Given request:
Repeat, exactly and in full, the lines of the listing below, but without any pictures.

Data provided:
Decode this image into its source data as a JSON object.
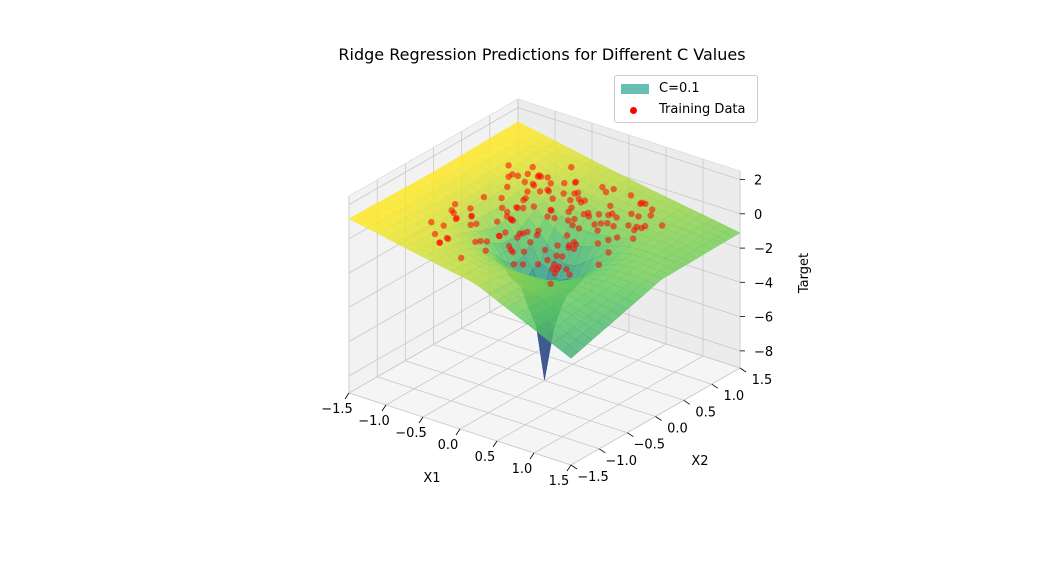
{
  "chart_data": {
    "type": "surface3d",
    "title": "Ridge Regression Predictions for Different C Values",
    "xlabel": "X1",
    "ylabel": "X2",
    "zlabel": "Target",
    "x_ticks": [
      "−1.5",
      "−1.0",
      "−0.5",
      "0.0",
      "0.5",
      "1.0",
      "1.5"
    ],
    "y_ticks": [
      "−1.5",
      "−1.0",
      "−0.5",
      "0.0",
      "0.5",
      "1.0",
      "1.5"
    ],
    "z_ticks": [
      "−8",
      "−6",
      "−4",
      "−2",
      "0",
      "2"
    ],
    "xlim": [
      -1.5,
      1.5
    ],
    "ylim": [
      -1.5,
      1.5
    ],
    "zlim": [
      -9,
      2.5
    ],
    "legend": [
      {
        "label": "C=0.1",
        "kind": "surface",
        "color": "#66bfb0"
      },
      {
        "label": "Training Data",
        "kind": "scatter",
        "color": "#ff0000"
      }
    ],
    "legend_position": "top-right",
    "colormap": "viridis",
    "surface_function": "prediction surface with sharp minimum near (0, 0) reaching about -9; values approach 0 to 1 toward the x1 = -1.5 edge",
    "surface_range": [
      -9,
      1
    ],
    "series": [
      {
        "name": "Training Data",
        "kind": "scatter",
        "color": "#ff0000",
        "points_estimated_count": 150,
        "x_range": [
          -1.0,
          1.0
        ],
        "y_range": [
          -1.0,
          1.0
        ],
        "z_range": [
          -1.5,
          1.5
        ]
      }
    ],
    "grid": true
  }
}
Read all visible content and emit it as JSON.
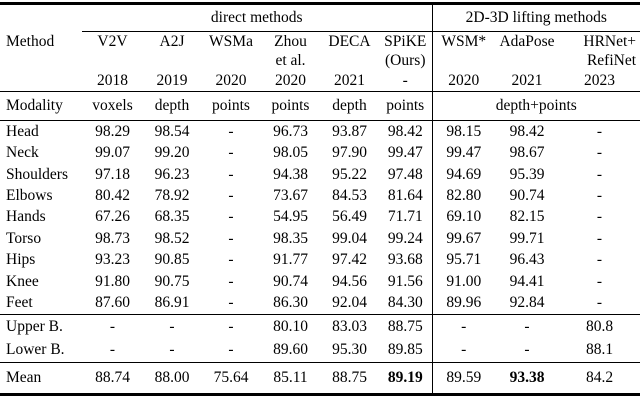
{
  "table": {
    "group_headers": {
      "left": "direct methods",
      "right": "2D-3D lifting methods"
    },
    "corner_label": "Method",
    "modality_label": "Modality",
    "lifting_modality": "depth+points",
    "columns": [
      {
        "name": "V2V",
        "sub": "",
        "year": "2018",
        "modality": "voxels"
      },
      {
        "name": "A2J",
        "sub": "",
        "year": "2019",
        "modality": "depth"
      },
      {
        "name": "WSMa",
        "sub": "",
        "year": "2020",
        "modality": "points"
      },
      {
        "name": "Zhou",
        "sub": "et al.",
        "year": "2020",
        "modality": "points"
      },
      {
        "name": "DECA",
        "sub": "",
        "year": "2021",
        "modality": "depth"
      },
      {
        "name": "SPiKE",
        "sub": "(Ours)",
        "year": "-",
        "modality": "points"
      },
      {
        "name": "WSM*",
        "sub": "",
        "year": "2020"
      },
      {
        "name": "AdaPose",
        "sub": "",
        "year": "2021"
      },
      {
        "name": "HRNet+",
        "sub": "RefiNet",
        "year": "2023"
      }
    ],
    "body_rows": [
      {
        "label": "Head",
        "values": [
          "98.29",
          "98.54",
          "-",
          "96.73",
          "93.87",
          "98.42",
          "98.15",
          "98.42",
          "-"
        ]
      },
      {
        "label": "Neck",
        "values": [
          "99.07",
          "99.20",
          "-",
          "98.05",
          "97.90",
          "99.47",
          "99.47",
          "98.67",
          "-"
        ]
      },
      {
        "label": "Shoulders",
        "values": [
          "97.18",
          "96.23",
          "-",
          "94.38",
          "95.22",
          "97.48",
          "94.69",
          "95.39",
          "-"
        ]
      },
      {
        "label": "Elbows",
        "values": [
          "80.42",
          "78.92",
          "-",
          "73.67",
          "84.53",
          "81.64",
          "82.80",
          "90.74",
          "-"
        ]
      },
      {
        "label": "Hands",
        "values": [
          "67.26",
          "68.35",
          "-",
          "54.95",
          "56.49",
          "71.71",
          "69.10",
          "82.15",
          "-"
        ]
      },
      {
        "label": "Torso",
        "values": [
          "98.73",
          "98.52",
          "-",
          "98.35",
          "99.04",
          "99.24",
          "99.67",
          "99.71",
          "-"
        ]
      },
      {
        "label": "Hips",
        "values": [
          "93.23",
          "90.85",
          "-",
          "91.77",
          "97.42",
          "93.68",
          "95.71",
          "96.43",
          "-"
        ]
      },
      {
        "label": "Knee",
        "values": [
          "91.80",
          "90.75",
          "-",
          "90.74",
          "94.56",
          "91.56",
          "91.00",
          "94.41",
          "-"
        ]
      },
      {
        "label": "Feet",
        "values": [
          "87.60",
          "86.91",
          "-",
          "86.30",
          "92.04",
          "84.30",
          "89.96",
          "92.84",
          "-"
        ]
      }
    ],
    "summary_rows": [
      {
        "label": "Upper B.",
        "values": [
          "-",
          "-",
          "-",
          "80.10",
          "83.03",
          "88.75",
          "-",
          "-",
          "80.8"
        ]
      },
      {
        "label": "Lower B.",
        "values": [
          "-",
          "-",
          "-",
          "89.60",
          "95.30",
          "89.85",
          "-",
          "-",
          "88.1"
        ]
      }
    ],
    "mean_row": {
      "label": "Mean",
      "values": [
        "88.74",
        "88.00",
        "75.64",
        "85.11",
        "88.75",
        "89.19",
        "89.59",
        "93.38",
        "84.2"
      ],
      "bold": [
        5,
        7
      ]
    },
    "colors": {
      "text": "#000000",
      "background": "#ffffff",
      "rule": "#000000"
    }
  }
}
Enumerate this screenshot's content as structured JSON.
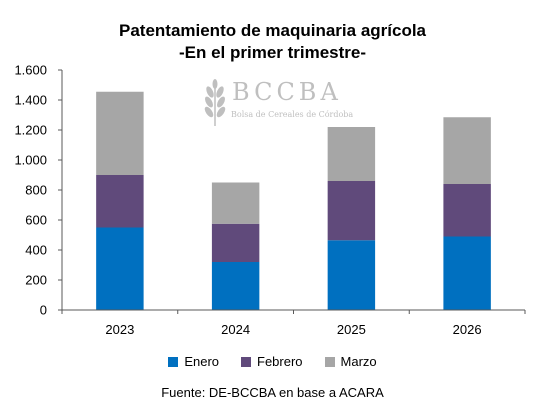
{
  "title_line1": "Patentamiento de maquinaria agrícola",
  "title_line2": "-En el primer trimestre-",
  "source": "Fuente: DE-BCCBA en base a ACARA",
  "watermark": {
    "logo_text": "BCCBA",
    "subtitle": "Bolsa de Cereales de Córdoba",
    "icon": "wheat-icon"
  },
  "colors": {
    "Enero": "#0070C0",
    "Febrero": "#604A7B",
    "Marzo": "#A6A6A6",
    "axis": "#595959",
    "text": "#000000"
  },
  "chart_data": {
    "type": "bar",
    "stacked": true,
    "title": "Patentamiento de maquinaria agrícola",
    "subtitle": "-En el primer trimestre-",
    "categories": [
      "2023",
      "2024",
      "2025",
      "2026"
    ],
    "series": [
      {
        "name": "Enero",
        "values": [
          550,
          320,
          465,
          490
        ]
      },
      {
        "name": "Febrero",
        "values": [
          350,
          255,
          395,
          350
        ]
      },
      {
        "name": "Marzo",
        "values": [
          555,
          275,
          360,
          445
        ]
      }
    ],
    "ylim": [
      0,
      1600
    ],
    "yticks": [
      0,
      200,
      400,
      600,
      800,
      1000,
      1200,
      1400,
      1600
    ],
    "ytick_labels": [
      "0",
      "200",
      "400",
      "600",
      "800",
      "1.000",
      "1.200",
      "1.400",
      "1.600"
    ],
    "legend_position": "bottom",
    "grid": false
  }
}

Expected answer:
Decode this image into its source data as a JSON object.
{
  "chart_data": {
    "type": "surface3d",
    "title": "Ridge Regression Predictions for Different C Values",
    "xlabel": "X1",
    "ylabel": "X2",
    "zlabel": "Target",
    "x_ticks": [
      "−1.5",
      "−1.0",
      "−0.5",
      "0.0",
      "0.5",
      "1.0",
      "1.5"
    ],
    "y_ticks": [
      "−1.5",
      "−1.0",
      "−0.5",
      "0.0",
      "0.5",
      "1.0",
      "1.5"
    ],
    "z_ticks": [
      "−8",
      "−6",
      "−4",
      "−2",
      "0",
      "2"
    ],
    "xlim": [
      -1.5,
      1.5
    ],
    "ylim": [
      -1.5,
      1.5
    ],
    "zlim": [
      -9,
      2.5
    ],
    "legend": [
      {
        "label": "C=0.1",
        "kind": "surface",
        "color": "#66bfb0"
      },
      {
        "label": "Training Data",
        "kind": "scatter",
        "color": "#ff0000"
      }
    ],
    "legend_position": "top-right",
    "colormap": "viridis",
    "surface_function": "prediction surface with sharp minimum near (0, 0) reaching about -9; values approach 0 to 1 toward the x1 = -1.5 edge",
    "surface_range": [
      -9,
      1
    ],
    "series": [
      {
        "name": "Training Data",
        "kind": "scatter",
        "color": "#ff0000",
        "points_estimated_count": 150,
        "x_range": [
          -1.0,
          1.0
        ],
        "y_range": [
          -1.0,
          1.0
        ],
        "z_range": [
          -1.5,
          1.5
        ]
      }
    ],
    "grid": true
  }
}
Read all visible content and emit it as JSON.
{
  "table": {
    "group_headers": {
      "left": "direct methods",
      "right": "2D-3D lifting methods"
    },
    "corner_label": "Method",
    "modality_label": "Modality",
    "lifting_modality": "depth+points",
    "columns": [
      {
        "name": "V2V",
        "sub": "",
        "year": "2018",
        "modality": "voxels"
      },
      {
        "name": "A2J",
        "sub": "",
        "year": "2019",
        "modality": "depth"
      },
      {
        "name": "WSMa",
        "sub": "",
        "year": "2020",
        "modality": "points"
      },
      {
        "name": "Zhou",
        "sub": "et al.",
        "year": "2020",
        "modality": "points"
      },
      {
        "name": "DECA",
        "sub": "",
        "year": "2021",
        "modality": "depth"
      },
      {
        "name": "SPiKE",
        "sub": "(Ours)",
        "year": "-",
        "modality": "points"
      },
      {
        "name": "WSM*",
        "sub": "",
        "year": "2020"
      },
      {
        "name": "AdaPose",
        "sub": "",
        "year": "2021"
      },
      {
        "name": "HRNet+",
        "sub": "RefiNet",
        "year": "2023"
      }
    ],
    "body_rows": [
      {
        "label": "Head",
        "values": [
          "98.29",
          "98.54",
          "-",
          "96.73",
          "93.87",
          "98.42",
          "98.15",
          "98.42",
          "-"
        ]
      },
      {
        "label": "Neck",
        "values": [
          "99.07",
          "99.20",
          "-",
          "98.05",
          "97.90",
          "99.47",
          "99.47",
          "98.67",
          "-"
        ]
      },
      {
        "label": "Shoulders",
        "values": [
          "97.18",
          "96.23",
          "-",
          "94.38",
          "95.22",
          "97.48",
          "94.69",
          "95.39",
          "-"
        ]
      },
      {
        "label": "Elbows",
        "values": [
          "80.42",
          "78.92",
          "-",
          "73.67",
          "84.53",
          "81.64",
          "82.80",
          "90.74",
          "-"
        ]
      },
      {
        "label": "Hands",
        "values": [
          "67.26",
          "68.35",
          "-",
          "54.95",
          "56.49",
          "71.71",
          "69.10",
          "82.15",
          "-"
        ]
      },
      {
        "label": "Torso",
        "values": [
          "98.73",
          "98.52",
          "-",
          "98.35",
          "99.04",
          "99.24",
          "99.67",
          "99.71",
          "-"
        ]
      },
      {
        "label": "Hips",
        "values": [
          "93.23",
          "90.85",
          "-",
          "91.77",
          "97.42",
          "93.68",
          "95.71",
          "96.43",
          "-"
        ]
      },
      {
        "label": "Knee",
        "values": [
          "91.80",
          "90.75",
          "-",
          "90.74",
          "94.56",
          "91.56",
          "91.00",
          "94.41",
          "-"
        ]
      },
      {
        "label": "Feet",
        "values": [
          "87.60",
          "86.91",
          "-",
          "86.30",
          "92.04",
          "84.30",
          "89.96",
          "92.84",
          "-"
        ]
      }
    ],
    "summary_rows": [
      {
        "label": "Upper B.",
        "values": [
          "-",
          "-",
          "-",
          "80.10",
          "83.03",
          "88.75",
          "-",
          "-",
          "80.8"
        ]
      },
      {
        "label": "Lower B.",
        "values": [
          "-",
          "-",
          "-",
          "89.60",
          "95.30",
          "89.85",
          "-",
          "-",
          "88.1"
        ]
      }
    ],
    "mean_row": {
      "label": "Mean",
      "values": [
        "88.74",
        "88.00",
        "75.64",
        "85.11",
        "88.75",
        "89.19",
        "89.59",
        "93.38",
        "84.2"
      ],
      "bold": [
        5,
        7
      ]
    },
    "colors": {
      "text": "#000000",
      "background": "#ffffff",
      "rule": "#000000"
    }
  }
}
Enumerate this screenshot's content as structured JSON.
{
  "title_line1": "Patentamiento de maquinaria agrícola",
  "title_line2": "-En el primer trimestre-",
  "source": "Fuente: DE-BCCBA en base a ACARA",
  "watermark": {
    "logo_text": "BCCBA",
    "subtitle": "Bolsa de Cereales de Córdoba",
    "icon": "wheat-icon"
  },
  "colors": {
    "Enero": "#0070C0",
    "Febrero": "#604A7B",
    "Marzo": "#A6A6A6",
    "axis": "#595959",
    "text": "#000000"
  },
  "chart_data": {
    "type": "bar",
    "stacked": true,
    "title": "Patentamiento de maquinaria agrícola",
    "subtitle": "-En el primer trimestre-",
    "categories": [
      "2023",
      "2024",
      "2025",
      "2026"
    ],
    "series": [
      {
        "name": "Enero",
        "values": [
          550,
          320,
          465,
          490
        ]
      },
      {
        "name": "Febrero",
        "values": [
          350,
          255,
          395,
          350
        ]
      },
      {
        "name": "Marzo",
        "values": [
          555,
          275,
          360,
          445
        ]
      }
    ],
    "ylim": [
      0,
      1600
    ],
    "yticks": [
      0,
      200,
      400,
      600,
      800,
      1000,
      1200,
      1400,
      1600
    ],
    "ytick_labels": [
      "0",
      "200",
      "400",
      "600",
      "800",
      "1.000",
      "1.200",
      "1.400",
      "1.600"
    ],
    "legend_position": "bottom",
    "grid": false
  }
}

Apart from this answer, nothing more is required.